ROWS.
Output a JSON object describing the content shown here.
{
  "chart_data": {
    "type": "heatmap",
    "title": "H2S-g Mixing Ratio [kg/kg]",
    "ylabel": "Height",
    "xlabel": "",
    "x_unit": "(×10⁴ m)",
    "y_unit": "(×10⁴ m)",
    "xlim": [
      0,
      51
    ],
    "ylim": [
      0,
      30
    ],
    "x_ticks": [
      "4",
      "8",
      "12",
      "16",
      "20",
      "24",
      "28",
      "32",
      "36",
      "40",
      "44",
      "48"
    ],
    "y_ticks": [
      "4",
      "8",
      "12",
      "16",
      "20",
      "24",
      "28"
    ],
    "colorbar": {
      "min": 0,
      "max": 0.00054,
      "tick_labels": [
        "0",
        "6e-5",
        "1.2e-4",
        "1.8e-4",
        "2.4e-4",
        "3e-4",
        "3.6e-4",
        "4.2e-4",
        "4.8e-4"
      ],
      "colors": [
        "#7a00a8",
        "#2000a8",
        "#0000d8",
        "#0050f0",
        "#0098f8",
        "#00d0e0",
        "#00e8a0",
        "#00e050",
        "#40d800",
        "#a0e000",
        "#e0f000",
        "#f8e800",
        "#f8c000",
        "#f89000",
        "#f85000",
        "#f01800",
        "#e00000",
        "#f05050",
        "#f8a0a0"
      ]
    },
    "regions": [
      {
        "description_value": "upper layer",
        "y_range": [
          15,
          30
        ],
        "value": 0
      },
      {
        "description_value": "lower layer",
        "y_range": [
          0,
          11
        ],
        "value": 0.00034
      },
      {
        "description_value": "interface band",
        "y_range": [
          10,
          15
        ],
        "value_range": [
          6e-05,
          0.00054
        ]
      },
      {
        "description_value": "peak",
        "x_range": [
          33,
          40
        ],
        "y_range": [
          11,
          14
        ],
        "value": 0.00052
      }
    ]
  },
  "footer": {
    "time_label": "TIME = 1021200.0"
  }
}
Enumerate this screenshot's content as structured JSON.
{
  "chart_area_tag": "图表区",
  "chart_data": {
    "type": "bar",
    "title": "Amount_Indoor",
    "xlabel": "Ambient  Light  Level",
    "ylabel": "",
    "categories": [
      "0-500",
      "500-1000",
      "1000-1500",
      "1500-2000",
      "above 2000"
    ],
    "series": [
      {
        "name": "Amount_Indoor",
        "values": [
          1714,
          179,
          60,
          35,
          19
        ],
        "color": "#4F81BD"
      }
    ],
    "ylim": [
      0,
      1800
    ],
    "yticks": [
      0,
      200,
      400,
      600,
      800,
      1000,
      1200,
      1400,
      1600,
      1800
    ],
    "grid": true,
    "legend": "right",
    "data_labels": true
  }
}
...
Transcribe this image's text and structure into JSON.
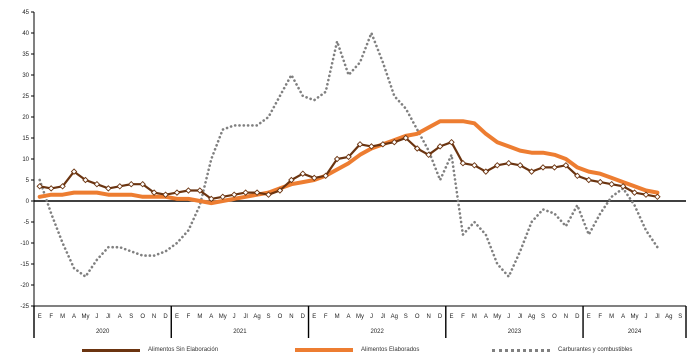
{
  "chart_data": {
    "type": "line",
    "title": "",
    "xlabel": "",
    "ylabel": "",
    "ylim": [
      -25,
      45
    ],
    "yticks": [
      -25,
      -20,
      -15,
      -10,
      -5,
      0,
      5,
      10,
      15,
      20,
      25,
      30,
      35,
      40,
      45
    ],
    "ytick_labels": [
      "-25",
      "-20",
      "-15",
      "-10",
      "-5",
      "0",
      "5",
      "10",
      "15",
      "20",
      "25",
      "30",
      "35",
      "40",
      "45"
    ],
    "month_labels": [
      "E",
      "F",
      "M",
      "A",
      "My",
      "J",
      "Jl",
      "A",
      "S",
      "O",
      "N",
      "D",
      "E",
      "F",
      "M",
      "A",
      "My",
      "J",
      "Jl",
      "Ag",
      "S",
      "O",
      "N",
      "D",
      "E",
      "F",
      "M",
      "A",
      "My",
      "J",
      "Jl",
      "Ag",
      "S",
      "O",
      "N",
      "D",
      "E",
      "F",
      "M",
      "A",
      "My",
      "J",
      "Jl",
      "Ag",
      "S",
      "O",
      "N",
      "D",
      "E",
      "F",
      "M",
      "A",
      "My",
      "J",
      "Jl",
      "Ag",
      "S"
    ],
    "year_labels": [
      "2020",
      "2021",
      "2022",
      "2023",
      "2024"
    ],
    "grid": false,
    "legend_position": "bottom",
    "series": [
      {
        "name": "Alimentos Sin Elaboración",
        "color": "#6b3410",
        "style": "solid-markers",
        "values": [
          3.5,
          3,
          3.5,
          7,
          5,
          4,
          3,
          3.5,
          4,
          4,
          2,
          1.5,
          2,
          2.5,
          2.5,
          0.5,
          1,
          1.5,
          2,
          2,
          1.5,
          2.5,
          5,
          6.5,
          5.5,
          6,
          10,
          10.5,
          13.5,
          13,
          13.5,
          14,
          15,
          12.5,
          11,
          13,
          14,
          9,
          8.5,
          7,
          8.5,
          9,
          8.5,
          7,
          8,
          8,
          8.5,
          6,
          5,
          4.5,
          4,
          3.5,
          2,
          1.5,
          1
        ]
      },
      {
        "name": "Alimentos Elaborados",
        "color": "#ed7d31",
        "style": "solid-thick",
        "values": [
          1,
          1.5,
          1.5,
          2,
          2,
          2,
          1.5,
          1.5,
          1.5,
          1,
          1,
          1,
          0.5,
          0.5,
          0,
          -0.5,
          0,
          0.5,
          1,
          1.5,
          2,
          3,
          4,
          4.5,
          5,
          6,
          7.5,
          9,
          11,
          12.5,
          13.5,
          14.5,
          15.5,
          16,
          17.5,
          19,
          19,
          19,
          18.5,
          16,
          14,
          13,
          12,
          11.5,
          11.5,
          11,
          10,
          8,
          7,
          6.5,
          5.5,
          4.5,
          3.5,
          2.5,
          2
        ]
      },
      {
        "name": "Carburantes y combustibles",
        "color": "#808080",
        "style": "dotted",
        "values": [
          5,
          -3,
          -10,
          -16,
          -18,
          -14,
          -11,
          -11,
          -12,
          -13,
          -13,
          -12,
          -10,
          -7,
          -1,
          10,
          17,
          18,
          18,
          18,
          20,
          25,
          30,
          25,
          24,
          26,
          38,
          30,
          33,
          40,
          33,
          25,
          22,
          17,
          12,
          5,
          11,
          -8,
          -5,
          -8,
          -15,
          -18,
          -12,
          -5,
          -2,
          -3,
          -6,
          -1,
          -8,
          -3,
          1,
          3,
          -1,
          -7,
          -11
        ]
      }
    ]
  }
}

WORK REQUIRED.
Read the entries and pick out all lines that include the word "style".

ANSWER TO THIS PROBLEM.
        "style": "solid-markers",
        "style": "solid-thick",
        "style": "dotted",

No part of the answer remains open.